-- The task --
Count each line below that has "python周末" anywhere in it. Answer with the total alone.

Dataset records
= = = = =

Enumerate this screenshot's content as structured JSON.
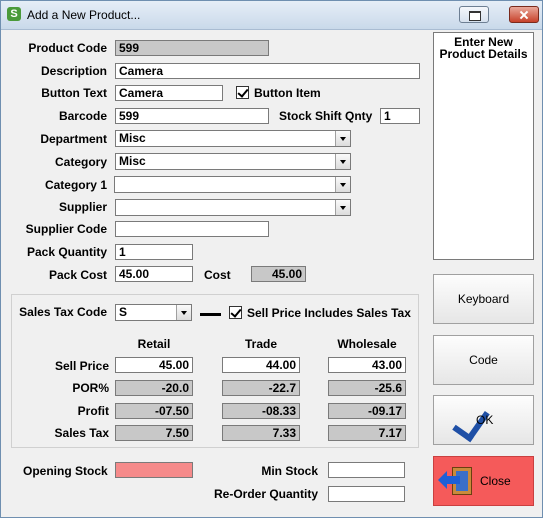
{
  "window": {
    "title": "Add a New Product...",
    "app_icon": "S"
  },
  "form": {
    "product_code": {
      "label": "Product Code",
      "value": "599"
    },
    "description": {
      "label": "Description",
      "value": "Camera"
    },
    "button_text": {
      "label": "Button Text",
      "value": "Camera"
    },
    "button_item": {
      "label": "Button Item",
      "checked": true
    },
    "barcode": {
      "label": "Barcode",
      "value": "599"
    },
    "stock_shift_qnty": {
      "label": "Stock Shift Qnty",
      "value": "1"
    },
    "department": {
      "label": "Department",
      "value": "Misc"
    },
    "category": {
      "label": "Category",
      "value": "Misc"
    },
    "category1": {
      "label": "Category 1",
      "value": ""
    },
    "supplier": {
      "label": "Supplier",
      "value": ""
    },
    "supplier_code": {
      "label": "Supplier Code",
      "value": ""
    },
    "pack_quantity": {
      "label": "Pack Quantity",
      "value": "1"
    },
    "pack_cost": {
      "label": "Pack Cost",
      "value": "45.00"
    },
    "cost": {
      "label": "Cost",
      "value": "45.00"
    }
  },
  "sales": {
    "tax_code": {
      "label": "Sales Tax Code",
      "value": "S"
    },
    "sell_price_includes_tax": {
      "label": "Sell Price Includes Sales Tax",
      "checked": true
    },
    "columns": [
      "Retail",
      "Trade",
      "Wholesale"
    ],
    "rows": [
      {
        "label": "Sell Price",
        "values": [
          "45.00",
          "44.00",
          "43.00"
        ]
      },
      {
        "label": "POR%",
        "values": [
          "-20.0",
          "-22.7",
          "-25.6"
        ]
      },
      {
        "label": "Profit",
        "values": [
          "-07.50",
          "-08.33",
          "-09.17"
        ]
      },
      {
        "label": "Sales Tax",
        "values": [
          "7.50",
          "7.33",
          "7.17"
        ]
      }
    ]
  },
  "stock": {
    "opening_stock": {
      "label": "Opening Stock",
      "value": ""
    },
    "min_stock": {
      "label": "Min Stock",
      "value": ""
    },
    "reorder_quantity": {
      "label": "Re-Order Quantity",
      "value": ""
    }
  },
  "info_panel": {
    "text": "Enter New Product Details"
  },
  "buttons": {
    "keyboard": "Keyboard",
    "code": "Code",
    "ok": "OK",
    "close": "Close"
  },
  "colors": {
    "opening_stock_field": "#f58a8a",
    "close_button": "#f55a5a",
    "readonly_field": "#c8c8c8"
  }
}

= = = = =

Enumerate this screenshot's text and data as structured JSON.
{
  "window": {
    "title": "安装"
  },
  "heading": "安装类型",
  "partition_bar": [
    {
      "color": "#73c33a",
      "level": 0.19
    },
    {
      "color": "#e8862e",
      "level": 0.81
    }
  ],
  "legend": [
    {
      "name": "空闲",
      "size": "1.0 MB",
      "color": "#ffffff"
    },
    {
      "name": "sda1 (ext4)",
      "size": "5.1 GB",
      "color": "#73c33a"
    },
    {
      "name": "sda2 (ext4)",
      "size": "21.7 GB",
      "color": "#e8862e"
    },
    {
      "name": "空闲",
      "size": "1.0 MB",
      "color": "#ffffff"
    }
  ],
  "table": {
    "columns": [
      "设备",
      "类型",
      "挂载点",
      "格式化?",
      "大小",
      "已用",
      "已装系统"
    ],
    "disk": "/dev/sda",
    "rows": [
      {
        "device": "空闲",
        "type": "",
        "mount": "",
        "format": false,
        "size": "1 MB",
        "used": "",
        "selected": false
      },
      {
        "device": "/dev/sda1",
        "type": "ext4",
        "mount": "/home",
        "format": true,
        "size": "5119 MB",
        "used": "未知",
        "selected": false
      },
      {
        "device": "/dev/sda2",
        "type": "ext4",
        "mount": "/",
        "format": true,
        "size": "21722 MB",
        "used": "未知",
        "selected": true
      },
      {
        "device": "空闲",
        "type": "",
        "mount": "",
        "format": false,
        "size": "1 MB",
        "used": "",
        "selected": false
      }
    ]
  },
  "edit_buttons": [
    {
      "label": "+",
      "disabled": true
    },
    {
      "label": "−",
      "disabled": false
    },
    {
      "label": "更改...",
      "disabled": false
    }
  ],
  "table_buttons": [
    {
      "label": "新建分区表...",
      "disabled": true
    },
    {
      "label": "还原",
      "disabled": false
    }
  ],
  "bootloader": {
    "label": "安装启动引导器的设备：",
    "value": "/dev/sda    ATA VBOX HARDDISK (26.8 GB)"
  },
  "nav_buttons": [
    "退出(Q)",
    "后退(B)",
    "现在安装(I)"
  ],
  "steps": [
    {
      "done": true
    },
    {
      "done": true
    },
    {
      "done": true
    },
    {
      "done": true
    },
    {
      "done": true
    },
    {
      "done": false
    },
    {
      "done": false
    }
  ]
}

= = = = =

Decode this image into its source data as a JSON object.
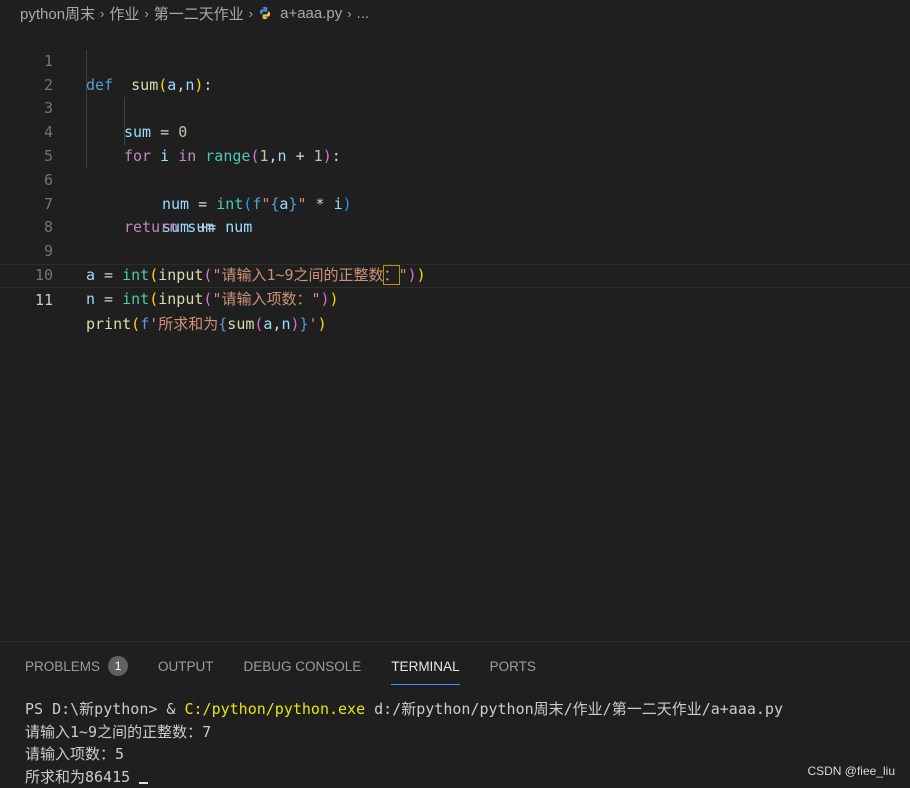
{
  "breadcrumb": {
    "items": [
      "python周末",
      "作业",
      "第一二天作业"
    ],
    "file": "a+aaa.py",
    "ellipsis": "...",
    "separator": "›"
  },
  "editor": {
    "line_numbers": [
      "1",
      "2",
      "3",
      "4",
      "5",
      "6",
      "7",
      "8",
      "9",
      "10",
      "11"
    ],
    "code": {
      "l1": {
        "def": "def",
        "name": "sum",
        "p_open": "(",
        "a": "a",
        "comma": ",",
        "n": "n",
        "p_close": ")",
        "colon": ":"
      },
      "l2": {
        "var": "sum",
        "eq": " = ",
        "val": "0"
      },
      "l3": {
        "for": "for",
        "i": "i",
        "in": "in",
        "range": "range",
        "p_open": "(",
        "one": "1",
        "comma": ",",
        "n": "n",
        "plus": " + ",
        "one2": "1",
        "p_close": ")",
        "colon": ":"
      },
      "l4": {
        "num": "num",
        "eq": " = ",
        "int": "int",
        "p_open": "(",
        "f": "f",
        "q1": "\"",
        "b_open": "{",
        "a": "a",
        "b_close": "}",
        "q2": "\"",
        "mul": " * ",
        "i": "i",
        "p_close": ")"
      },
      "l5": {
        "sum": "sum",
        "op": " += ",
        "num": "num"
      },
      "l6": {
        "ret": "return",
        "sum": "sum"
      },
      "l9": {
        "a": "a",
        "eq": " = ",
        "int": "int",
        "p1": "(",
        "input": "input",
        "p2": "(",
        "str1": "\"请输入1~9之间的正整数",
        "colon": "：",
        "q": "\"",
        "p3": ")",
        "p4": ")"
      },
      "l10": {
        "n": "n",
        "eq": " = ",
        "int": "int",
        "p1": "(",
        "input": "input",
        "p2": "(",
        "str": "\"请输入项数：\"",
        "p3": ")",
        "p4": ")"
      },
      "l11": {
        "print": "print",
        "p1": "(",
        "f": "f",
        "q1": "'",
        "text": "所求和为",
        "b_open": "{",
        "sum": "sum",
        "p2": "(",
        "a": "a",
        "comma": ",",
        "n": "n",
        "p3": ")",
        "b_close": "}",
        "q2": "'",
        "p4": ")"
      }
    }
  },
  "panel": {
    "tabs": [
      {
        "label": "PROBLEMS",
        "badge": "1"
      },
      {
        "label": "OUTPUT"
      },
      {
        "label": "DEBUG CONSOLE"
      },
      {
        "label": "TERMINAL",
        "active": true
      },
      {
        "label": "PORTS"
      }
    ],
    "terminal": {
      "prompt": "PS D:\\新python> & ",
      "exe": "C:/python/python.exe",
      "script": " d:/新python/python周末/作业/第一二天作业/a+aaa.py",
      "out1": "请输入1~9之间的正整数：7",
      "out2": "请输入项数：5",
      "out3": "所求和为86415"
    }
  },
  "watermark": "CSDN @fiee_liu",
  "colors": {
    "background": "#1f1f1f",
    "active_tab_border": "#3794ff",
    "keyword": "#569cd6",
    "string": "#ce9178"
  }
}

= = = = =

-- Correct answer --
2